───── DATA SUPPLIED

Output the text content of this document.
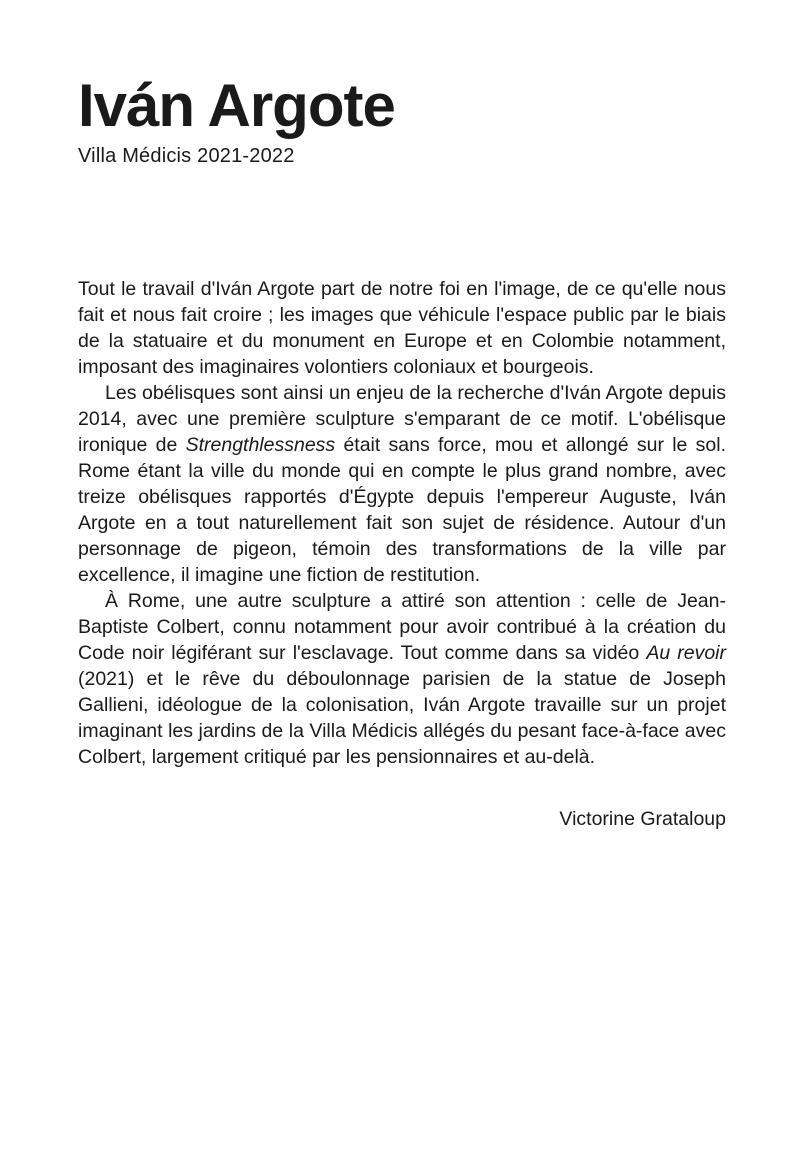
Iván Argote
Villa Médicis 2021-2022

Tout le travail d'Iván Argote part de notre foi en l'image, de ce qu'elle nous fait et nous fait croire ; les images que véhicule l'espace public par le biais de la statuaire et du monument en Europe et en Colombie notamment, imposant des imaginaires volontiers coloniaux et bourgeois.

Les obélisques sont ainsi un enjeu de la recherche d'Iván Argote depuis 2014, avec une première sculpture s'emparant de ce motif. L'obélisque ironique de Strengthlessness était sans force, mou et allongé sur le sol. Rome étant la ville du monde qui en compte le plus grand nombre, avec treize obélisques rapportés d'Égypte depuis l'empereur Auguste, Iván Argote en a tout naturellement fait son sujet de résidence. Autour d'un personnage de pigeon, témoin des transformations de la ville par excellence, il imagine une fiction de restitution.

À Rome, une autre sculpture a attiré son attention : celle de Jean-Baptiste Colbert, connu notamment pour avoir contribué à la création du Code noir légiférant sur l'esclavage. Tout comme dans sa vidéo Au revoir (2021) et le rêve du déboulonnage parisien de la statue de Joseph Gallieni, idéologue de la colonisation, Iván Argote travaille sur un projet imaginant les jardins de la Villa Médicis allégés du pesant face-à-face avec Colbert, largement critiqué par les pensionnaires et au-delà.

Victorine Grataloup
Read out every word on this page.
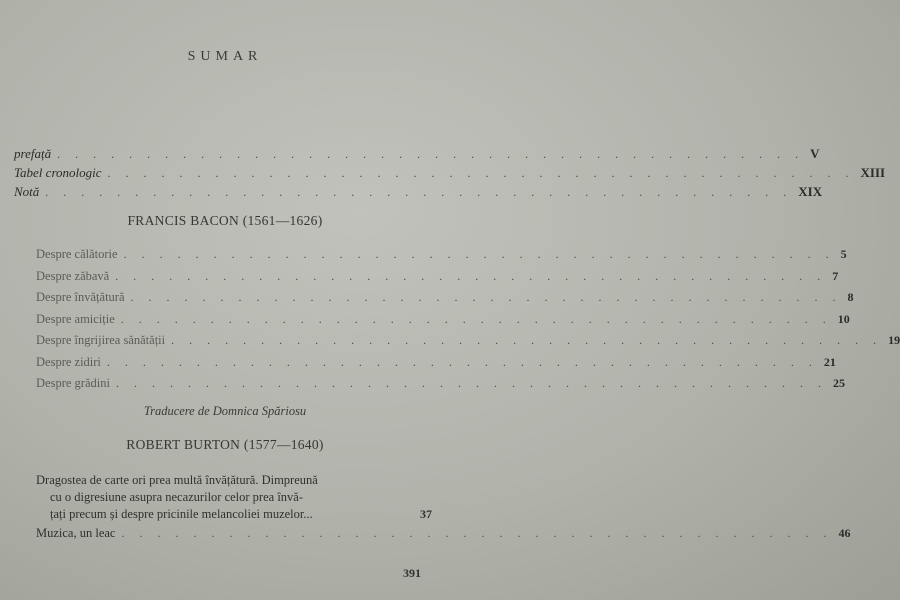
SUMAR
prefață . . . . . . . . . . . . . . . . . . . . . . . . . . . . . . . . . . . . . . . . . . V
Tabel cronologic . . . . . . . . . . . . . . . . . . . . . . . . . . . . . . . . . . . . . . . . . . XIII
Notă . . . . . . . . . . . . . . . . . . . . . . . . . . . . . . . . . . . . . . . . . . XIX
FRANCIS BACON (1561—1626)
Despre călătorie . . . . . . . . . . . . . . . . . . . . . . . . . . . . . . . . . . . . . . . . 5
Despre zăbavă . . . . . . . . . . . . . . . . . . . . . . . . . . . . . . . . . . . . . . . . 7
Despre învățătură . . . . . . . . . . . . . . . . . . . . . . . . . . . . . . . . . . . . . . . . 8
Despre amiciție . . . . . . . . . . . . . . . . . . . . . . . . . . . . . . . . . . . . . . . . 10
Despre îngrijirea sănătății . . . . . . . . . . . . . . . . . . . . . . . . . . . . . . . . . . . . . . . . 19
Despre zidiri . . . . . . . . . . . . . . . . . . . . . . . . . . . . . . . . . . . . . . . . 21
Despre grădini . . . . . . . . . . . . . . . . . . . . . . . . . . . . . . . . . . . . . . . . 25
Traducere de Domnica Spăriosu
ROBERT BURTON (1577—1640)
Dragostea de carte ori prea multă învățătură. Dimpreună
cu o digresiune asupra necazurilor celor prea învă-
țați precum și despre pricinile melancoliei muzelor...	37
Muzica, un leac . . . . . . . . . . . . . . . . . . . . . . . . . . . . . . . . . . . . . . . . 46
391
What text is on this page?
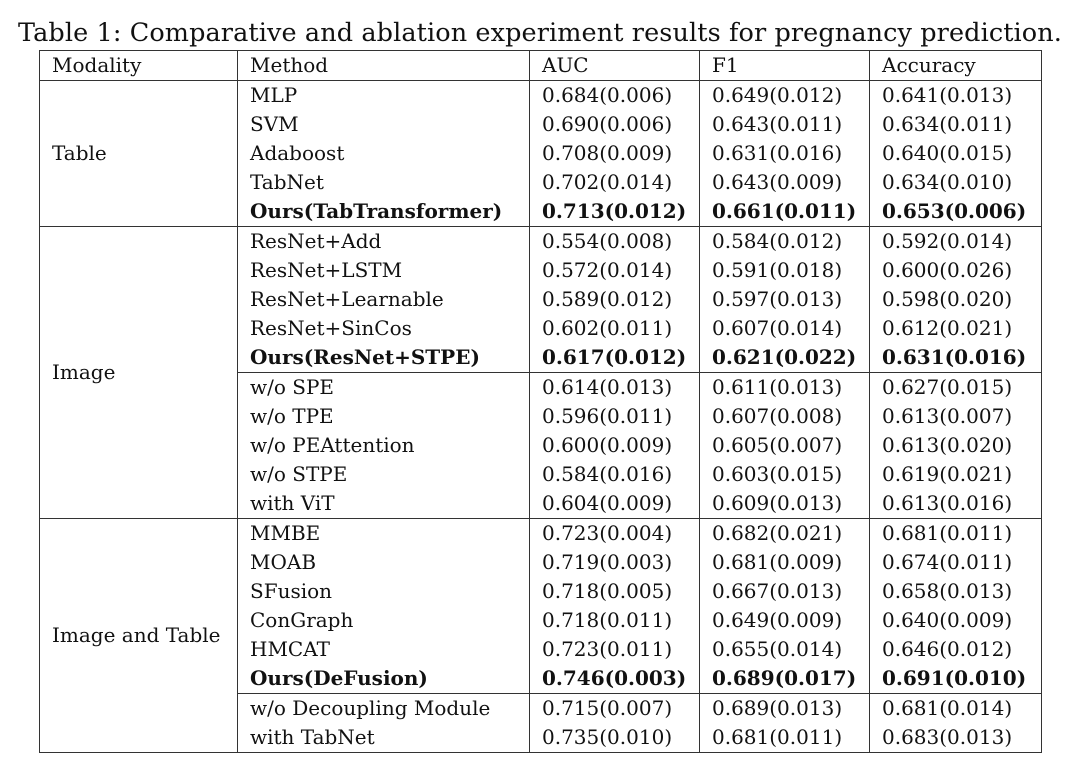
Table 1: Comparative and ablation experiment results for pregnancy prediction.
Modality	Method	AUC	F1	Accuracy
Table	MLP	0.684(0.006)	0.649(0.012)	0.641(0.013)
	SVM	0.690(0.006)	0.643(0.011)	0.634(0.011)
	Adaboost	0.708(0.009)	0.631(0.016)	0.640(0.015)
	TabNet	0.702(0.014)	0.643(0.009)	0.634(0.010)
	Ours(TabTransformer)	0.713(0.012)	0.661(0.011)	0.653(0.006)
Image	ResNet+Add	0.554(0.008)	0.584(0.012)	0.592(0.014)
	ResNet+LSTM	0.572(0.014)	0.591(0.018)	0.600(0.026)
	ResNet+Learnable	0.589(0.012)	0.597(0.013)	0.598(0.020)
	ResNet+SinCos	0.602(0.011)	0.607(0.014)	0.612(0.021)
	Ours(ResNet+STPE)	0.617(0.012)	0.621(0.022)	0.631(0.016)
	w/o SPE	0.614(0.013)	0.611(0.013)	0.627(0.015)
	w/o TPE	0.596(0.011)	0.607(0.008)	0.613(0.007)
	w/o PEAttention	0.600(0.009)	0.605(0.007)	0.613(0.020)
	w/o STPE	0.584(0.016)	0.603(0.015)	0.619(0.021)
	with ViT	0.604(0.009)	0.609(0.013)	0.613(0.016)
Image and Table	MMBE	0.723(0.004)	0.682(0.021)	0.681(0.011)
	MOAB	0.719(0.003)	0.681(0.009)	0.674(0.011)
	SFusion	0.718(0.005)	0.667(0.013)	0.658(0.013)
	ConGraph	0.718(0.011)	0.649(0.009)	0.640(0.009)
	HMCAT	0.723(0.011)	0.655(0.014)	0.646(0.012)
	Ours(DeFusion)	0.746(0.003)	0.689(0.017)	0.691(0.010)
	w/o Decoupling Module	0.715(0.007)	0.689(0.013)	0.681(0.014)
	with TabNet	0.735(0.010)	0.681(0.011)	0.683(0.013)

──────────

WRITTEN INSTRUCTION: Check each line of the records for the word "TabNet", and show the lines that contain it.

EXERCISE RESULT:
	TabNet	0.702(0.014)	0.643(0.009)	0.634(0.010)
	with TabNet	0.735(0.010)	0.681(0.011)	0.683(0.013)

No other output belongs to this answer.